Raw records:
☆ ☆ ☆ ☆

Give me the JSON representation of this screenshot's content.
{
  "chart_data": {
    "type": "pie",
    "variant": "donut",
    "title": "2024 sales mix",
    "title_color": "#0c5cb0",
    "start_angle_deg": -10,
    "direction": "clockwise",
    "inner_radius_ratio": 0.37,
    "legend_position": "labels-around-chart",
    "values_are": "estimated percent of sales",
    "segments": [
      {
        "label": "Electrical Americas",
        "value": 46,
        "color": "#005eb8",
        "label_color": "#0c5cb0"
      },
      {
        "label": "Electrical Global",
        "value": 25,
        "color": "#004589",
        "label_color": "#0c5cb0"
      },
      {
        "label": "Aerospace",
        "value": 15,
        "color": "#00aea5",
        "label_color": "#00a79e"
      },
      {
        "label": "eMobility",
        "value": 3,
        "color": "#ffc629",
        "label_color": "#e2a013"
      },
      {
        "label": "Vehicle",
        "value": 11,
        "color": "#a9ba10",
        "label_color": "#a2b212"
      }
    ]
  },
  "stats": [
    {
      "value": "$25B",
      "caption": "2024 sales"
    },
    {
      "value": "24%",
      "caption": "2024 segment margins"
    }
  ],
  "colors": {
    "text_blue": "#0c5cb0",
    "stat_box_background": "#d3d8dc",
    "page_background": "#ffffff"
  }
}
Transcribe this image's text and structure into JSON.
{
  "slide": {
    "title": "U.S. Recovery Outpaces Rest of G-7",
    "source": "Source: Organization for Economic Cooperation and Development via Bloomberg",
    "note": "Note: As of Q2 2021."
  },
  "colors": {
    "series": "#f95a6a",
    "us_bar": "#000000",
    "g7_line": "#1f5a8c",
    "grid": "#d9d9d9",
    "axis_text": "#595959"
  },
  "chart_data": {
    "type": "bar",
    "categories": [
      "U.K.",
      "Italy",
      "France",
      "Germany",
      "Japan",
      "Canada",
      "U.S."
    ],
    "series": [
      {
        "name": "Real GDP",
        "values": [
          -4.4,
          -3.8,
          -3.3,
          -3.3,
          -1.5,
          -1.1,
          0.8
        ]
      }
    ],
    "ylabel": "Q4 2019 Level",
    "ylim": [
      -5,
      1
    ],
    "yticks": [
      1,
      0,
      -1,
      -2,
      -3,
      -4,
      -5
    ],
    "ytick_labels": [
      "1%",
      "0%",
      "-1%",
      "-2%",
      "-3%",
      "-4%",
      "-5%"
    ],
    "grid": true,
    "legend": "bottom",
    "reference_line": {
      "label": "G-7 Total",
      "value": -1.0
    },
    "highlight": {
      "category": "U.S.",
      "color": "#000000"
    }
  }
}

☆ ☆ ☆ ☆

_TASK BRIEF_:
Check each line above for "Electrical" and return the ones that have it.

_SOLUTION FOR THIS EXERCISE_:
        "label": "Electrical Americas",
        "label": "Electrical Global",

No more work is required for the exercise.